◆ **Exercise aim**: Scan the lines and state how many carry "组间比较差异明显". Leave out everything but the number.

-- BEGIN Items --

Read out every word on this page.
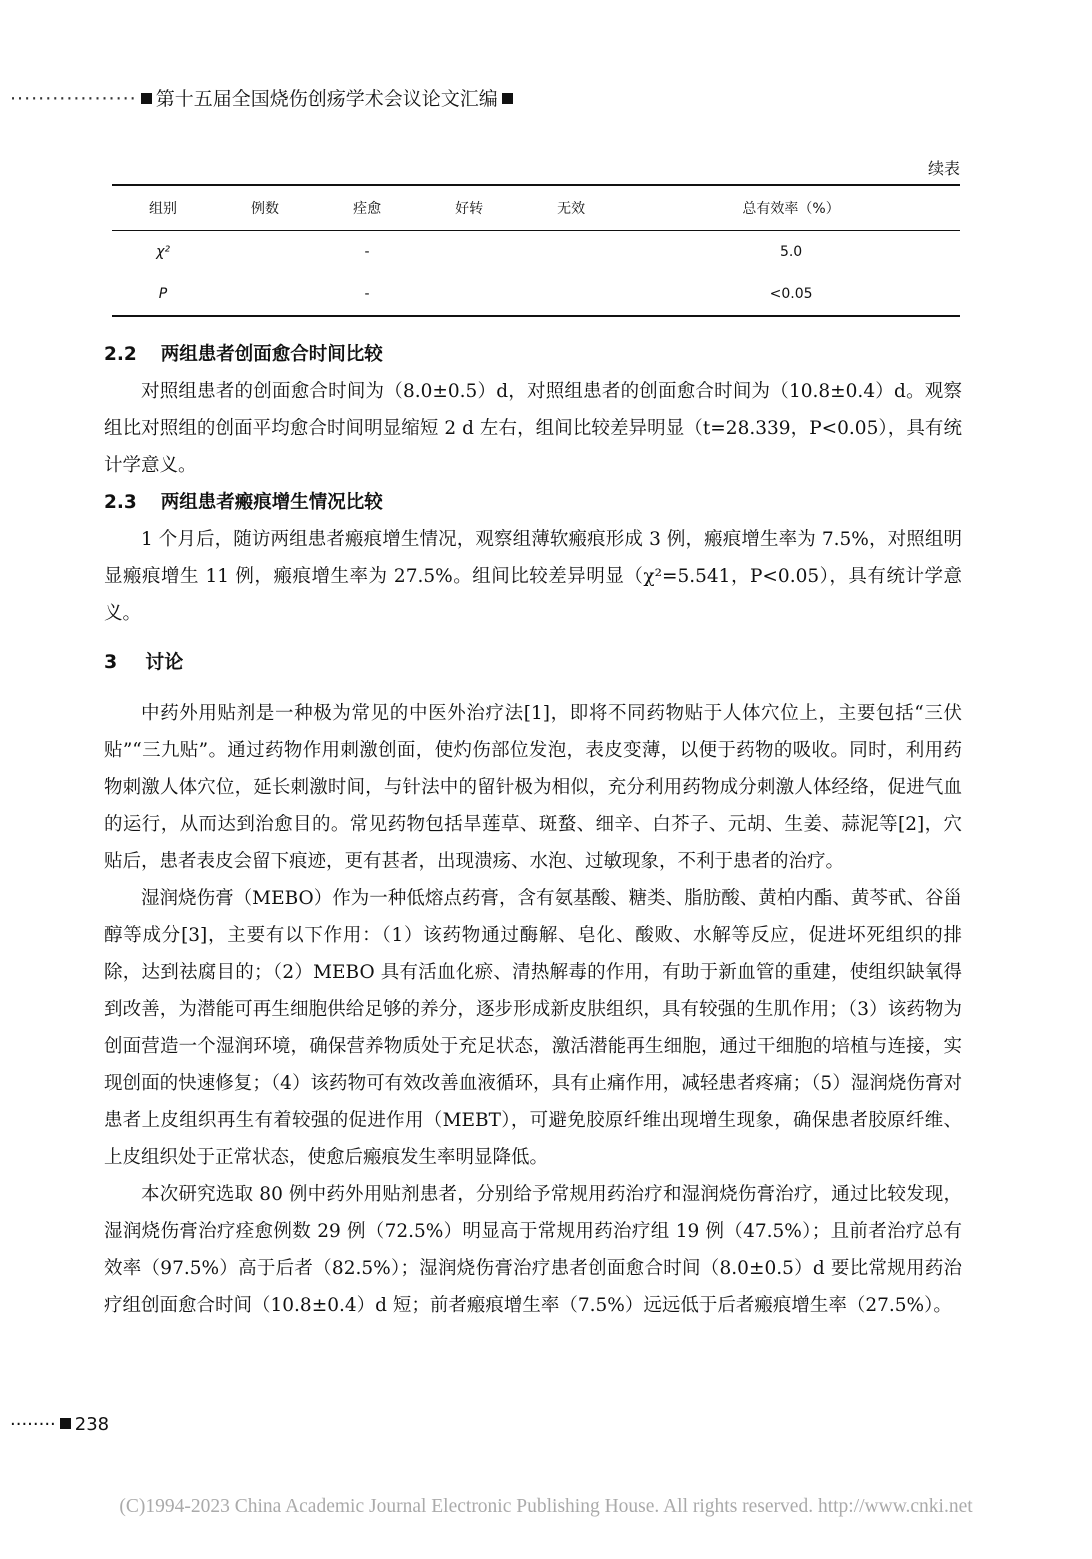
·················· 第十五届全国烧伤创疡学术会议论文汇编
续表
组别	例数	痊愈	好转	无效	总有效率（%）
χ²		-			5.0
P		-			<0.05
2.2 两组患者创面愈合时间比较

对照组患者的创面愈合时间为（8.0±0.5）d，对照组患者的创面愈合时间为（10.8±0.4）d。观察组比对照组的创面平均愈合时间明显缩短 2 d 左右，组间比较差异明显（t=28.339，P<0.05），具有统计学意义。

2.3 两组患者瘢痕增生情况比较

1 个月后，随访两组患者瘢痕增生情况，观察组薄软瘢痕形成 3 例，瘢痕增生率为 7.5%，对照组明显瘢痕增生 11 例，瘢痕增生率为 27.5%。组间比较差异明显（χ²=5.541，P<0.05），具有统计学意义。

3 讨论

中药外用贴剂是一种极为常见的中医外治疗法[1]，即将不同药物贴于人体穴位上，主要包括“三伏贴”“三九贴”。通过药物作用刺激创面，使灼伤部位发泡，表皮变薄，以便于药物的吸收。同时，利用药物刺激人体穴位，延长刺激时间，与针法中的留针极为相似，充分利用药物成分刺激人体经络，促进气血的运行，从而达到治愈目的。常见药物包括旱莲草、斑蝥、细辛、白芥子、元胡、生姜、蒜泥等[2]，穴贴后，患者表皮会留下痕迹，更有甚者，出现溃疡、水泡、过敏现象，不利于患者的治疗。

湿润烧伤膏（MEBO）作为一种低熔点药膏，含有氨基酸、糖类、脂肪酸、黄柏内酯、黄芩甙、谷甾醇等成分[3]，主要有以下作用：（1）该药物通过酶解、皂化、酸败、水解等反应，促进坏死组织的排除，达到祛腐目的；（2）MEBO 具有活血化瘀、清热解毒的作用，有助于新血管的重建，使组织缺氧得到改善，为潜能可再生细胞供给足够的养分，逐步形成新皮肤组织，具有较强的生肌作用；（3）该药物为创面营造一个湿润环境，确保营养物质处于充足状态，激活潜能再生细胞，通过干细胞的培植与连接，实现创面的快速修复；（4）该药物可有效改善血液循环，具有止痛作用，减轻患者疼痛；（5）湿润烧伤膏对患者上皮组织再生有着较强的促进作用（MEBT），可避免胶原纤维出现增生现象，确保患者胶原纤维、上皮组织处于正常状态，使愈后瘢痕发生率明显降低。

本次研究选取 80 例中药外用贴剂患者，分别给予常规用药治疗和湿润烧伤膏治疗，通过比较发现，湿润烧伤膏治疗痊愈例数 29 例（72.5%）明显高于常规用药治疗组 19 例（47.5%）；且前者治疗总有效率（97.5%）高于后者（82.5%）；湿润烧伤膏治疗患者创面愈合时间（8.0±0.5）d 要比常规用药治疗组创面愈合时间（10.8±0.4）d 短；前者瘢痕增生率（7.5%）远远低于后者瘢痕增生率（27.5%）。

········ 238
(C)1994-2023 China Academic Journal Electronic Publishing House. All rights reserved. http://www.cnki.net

-- END Items --
-- BEGIN Items --

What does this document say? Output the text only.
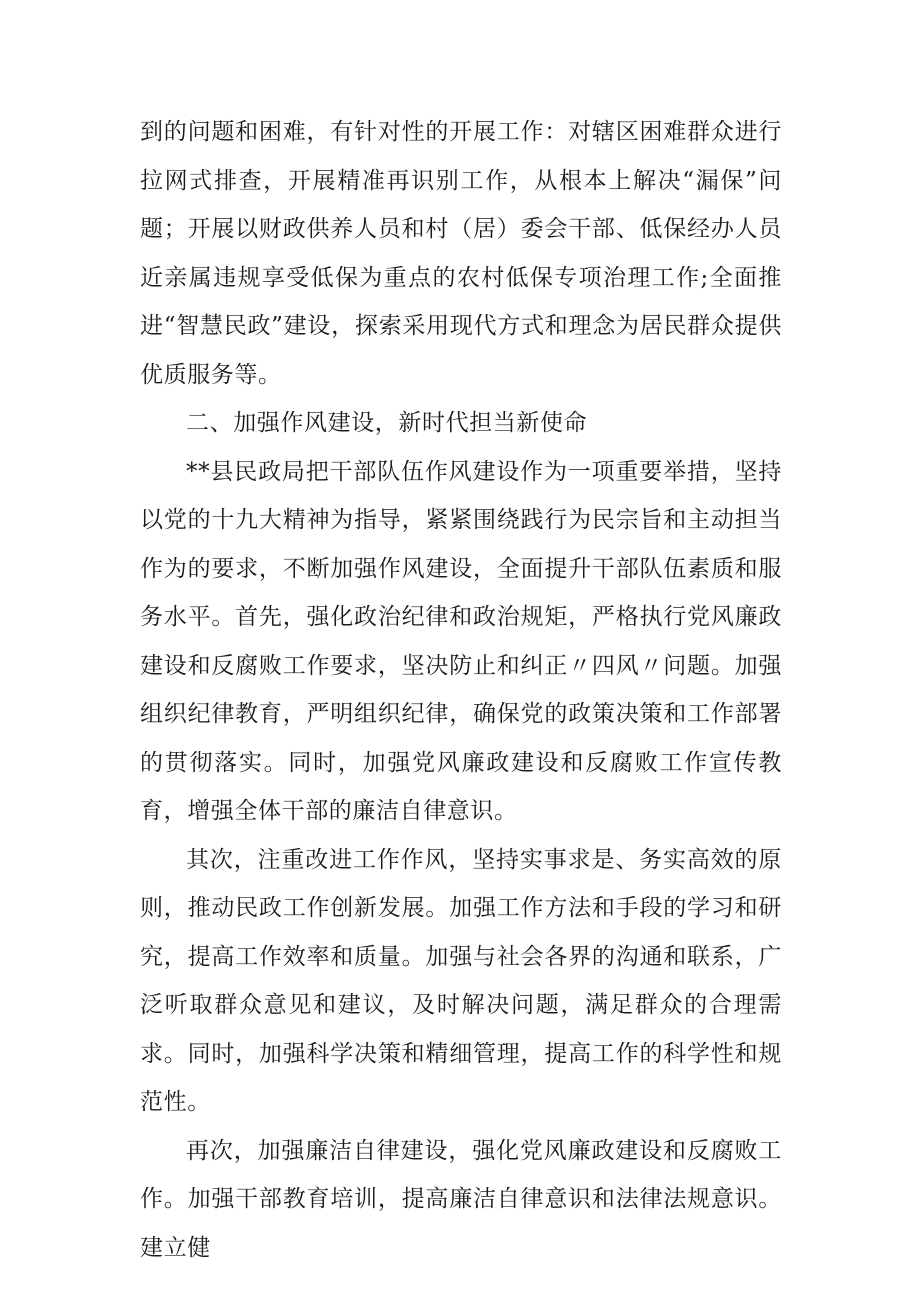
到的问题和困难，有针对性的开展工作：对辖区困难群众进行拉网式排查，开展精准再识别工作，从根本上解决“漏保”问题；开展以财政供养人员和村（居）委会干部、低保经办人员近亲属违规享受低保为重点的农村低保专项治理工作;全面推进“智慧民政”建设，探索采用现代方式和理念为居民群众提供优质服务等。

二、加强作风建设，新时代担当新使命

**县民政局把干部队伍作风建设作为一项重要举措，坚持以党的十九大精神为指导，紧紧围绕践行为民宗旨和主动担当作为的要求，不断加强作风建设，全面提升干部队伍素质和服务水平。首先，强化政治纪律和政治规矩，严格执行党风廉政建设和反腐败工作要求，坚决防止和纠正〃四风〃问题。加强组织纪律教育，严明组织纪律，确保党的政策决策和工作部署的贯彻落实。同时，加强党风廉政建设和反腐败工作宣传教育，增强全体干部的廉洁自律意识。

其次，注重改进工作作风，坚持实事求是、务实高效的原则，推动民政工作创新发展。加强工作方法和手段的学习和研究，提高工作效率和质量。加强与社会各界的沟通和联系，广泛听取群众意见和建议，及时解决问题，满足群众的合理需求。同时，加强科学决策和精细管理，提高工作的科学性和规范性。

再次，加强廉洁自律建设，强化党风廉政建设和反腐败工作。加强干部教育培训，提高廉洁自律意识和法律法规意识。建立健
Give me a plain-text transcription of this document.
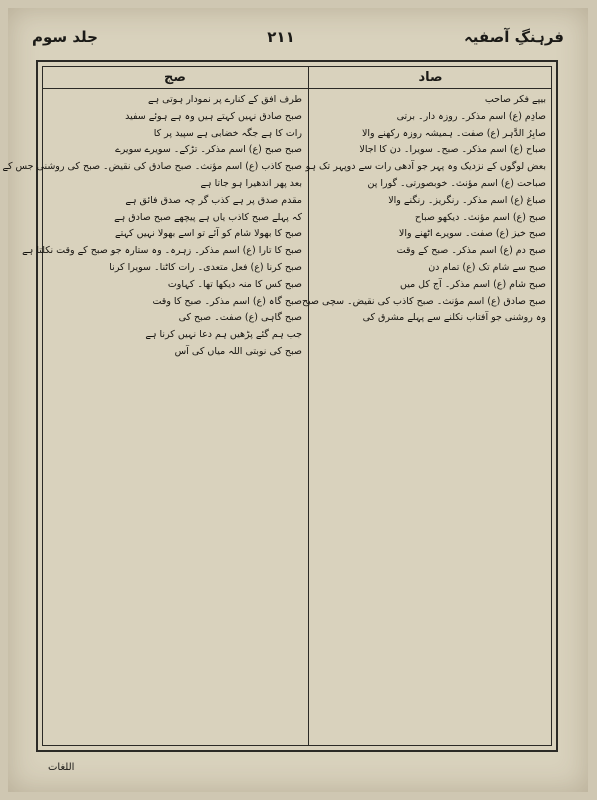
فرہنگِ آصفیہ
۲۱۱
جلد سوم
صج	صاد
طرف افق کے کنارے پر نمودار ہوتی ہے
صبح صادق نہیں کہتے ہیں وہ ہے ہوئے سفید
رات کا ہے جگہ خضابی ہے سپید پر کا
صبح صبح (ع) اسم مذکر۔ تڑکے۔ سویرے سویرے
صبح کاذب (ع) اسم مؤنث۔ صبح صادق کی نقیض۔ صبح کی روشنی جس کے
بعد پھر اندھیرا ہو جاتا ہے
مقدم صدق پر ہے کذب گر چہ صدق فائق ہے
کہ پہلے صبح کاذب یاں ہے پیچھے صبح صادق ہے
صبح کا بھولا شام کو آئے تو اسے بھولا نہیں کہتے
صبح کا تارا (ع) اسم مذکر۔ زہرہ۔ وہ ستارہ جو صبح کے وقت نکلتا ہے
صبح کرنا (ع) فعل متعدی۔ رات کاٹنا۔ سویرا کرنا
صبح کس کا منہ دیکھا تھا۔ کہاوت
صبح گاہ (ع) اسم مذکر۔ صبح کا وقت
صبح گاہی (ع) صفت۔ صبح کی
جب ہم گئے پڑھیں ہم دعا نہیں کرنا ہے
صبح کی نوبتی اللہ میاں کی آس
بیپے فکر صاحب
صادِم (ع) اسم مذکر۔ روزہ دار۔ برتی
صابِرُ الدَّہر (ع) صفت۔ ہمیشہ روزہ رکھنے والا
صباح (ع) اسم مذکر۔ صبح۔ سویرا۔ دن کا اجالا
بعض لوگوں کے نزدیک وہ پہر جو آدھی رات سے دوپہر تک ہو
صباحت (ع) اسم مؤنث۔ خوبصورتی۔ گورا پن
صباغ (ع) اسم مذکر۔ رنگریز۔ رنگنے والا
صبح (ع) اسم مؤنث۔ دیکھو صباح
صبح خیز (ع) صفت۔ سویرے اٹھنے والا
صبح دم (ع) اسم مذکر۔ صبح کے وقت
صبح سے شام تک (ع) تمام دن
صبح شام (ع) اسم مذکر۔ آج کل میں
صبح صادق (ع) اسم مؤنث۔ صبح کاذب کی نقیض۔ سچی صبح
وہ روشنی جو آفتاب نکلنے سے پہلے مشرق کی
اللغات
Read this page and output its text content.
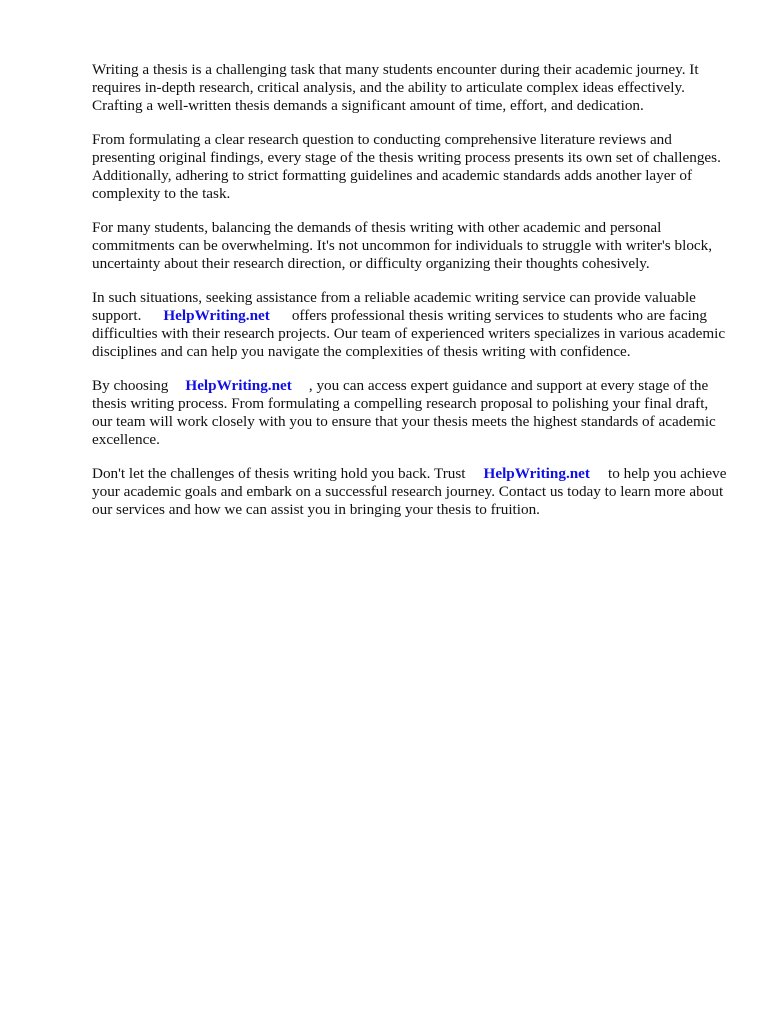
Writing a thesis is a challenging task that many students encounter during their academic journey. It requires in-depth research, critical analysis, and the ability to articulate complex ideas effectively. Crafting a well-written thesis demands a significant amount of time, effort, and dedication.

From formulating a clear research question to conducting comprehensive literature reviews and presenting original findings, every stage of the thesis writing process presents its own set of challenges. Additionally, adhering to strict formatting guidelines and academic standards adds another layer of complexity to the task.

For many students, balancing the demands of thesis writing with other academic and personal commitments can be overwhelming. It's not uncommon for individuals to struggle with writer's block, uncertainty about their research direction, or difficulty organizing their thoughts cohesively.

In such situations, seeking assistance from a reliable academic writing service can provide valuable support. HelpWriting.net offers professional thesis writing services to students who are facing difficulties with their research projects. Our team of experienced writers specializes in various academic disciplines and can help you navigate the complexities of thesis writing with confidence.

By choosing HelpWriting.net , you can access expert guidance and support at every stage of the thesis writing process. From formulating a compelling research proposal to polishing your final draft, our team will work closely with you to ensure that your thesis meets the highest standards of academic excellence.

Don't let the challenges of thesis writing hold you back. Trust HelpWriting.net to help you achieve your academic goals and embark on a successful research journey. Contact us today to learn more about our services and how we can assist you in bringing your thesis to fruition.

-- END Items --

◆ **Answer in full**: 2